====== SUPPLIED MATERIAL ======

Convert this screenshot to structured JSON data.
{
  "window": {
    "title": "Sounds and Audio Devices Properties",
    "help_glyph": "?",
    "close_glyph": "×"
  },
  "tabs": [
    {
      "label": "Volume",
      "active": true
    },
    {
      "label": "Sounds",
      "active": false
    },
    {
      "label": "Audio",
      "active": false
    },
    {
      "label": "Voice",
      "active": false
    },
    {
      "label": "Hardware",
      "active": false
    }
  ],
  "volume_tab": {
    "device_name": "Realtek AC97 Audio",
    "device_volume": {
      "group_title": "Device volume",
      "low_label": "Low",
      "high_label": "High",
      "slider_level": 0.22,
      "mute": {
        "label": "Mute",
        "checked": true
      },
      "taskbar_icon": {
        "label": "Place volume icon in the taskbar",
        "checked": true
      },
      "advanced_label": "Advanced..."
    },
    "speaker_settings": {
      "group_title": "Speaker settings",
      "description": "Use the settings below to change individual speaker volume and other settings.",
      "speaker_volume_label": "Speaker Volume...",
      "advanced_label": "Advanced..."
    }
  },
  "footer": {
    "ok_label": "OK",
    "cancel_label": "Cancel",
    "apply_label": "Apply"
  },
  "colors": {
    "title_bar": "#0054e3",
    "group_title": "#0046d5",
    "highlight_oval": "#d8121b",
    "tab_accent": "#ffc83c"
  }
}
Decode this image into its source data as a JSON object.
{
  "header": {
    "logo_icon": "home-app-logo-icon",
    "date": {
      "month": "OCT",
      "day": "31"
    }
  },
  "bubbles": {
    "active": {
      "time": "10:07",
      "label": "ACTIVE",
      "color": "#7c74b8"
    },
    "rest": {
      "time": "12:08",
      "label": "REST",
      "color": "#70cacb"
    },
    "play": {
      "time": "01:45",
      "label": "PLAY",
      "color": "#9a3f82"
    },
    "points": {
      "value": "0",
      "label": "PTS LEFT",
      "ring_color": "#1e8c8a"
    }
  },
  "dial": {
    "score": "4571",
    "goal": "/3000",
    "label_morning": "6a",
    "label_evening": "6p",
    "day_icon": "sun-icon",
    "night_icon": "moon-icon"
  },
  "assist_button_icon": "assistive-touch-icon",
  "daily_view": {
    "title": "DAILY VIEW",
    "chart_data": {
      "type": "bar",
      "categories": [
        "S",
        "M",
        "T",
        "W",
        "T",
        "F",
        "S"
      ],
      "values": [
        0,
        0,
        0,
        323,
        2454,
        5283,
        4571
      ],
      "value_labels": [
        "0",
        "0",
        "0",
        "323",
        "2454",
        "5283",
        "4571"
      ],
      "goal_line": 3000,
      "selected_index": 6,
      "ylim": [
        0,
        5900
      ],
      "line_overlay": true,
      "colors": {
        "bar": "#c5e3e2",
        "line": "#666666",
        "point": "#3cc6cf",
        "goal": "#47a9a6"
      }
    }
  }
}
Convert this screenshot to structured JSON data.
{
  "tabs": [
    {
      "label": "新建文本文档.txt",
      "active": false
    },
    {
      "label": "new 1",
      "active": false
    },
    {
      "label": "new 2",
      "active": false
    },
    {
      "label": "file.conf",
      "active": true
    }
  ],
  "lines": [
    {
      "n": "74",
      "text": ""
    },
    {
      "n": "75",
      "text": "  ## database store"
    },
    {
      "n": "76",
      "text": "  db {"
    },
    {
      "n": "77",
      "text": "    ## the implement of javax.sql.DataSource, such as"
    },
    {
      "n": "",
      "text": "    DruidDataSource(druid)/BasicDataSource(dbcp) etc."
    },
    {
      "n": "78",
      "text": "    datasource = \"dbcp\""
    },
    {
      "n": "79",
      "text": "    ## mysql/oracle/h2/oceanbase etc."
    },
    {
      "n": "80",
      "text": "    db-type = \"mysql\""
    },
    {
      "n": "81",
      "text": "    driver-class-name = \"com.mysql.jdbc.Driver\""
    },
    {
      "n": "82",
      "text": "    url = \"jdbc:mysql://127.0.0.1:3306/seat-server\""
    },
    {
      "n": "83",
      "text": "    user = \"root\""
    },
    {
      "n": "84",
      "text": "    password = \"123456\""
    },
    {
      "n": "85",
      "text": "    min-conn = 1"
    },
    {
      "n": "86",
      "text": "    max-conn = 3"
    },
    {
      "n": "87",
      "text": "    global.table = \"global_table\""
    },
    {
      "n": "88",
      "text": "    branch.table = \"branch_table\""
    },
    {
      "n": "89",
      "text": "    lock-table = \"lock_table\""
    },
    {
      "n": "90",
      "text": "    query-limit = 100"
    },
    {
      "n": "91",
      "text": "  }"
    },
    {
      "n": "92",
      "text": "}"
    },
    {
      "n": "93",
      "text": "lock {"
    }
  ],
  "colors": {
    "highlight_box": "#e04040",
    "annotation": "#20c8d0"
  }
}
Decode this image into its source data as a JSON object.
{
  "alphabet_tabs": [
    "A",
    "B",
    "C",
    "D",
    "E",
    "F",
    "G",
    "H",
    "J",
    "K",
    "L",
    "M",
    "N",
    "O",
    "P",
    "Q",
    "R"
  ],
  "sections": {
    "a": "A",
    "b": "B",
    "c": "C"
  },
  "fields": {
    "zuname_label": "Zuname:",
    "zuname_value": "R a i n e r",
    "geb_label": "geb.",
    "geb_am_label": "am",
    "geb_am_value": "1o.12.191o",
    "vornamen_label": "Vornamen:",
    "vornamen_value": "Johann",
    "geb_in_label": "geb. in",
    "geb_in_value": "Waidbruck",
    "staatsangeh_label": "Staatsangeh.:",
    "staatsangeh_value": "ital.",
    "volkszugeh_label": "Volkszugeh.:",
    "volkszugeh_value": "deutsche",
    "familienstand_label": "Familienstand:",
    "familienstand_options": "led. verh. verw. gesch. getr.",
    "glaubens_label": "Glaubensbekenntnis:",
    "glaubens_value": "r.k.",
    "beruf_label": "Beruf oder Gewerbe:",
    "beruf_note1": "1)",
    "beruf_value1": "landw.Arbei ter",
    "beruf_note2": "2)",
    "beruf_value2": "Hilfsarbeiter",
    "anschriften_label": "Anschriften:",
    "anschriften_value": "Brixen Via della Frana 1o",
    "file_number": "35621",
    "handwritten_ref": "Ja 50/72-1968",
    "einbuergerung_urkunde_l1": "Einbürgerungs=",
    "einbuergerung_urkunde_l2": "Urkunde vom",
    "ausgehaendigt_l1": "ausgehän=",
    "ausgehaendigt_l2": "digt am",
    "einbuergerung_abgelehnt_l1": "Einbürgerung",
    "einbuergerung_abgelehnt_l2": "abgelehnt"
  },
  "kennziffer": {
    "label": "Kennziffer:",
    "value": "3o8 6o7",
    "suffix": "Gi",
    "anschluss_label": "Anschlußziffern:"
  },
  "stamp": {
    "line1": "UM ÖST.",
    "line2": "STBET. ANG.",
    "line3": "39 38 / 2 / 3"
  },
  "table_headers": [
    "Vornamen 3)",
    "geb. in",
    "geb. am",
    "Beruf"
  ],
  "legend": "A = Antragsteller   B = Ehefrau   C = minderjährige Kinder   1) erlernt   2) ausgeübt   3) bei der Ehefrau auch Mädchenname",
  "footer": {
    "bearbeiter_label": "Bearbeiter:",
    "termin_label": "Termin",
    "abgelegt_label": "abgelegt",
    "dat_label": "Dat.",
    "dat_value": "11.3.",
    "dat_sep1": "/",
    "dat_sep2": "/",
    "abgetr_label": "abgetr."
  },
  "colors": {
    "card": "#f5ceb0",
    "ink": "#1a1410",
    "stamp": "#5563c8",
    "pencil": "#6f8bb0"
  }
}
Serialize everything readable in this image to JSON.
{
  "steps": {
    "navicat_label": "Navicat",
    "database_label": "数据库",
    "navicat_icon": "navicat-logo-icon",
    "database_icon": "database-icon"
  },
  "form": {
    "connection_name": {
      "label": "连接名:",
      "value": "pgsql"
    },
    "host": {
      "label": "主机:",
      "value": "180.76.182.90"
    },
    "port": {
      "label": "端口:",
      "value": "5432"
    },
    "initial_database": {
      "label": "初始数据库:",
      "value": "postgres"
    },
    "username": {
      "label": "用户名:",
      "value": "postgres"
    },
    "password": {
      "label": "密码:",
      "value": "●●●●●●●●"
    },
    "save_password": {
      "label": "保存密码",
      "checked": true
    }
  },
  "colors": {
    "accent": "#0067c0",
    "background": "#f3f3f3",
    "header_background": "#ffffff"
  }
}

======

◆ GIVEN REQUEST: Set down nothing but the lines from the one with "Serialize everything readable" through the end of the records, keeping each line exactly as written and including both ends.

◆ SOLUTION TO THIS PROBLEM:
Serialize everything readable in this image to JSON.
{
  "steps": {
    "navicat_label": "Navicat",
    "database_label": "数据库",
    "navicat_icon": "navicat-logo-icon",
    "database_icon": "database-icon"
  },
  "form": {
    "connection_name": {
      "label": "连接名:",
      "value": "pgsql"
    },
    "host": {
      "label": "主机:",
      "value": "180.76.182.90"
    },
    "port": {
      "label": "端口:",
      "value": "5432"
    },
    "initial_database": {
      "label": "初始数据库:",
      "value": "postgres"
    },
    "username": {
      "label": "用户名:",
      "value": "postgres"
    },
    "password": {
      "label": "密码:",
      "value": "●●●●●●●●"
    },
    "save_password": {
      "label": "保存密码",
      "checked": true
    }
  },
  "colors": {
    "accent": "#0067c0",
    "background": "#f3f3f3",
    "header_background": "#ffffff"
  }
}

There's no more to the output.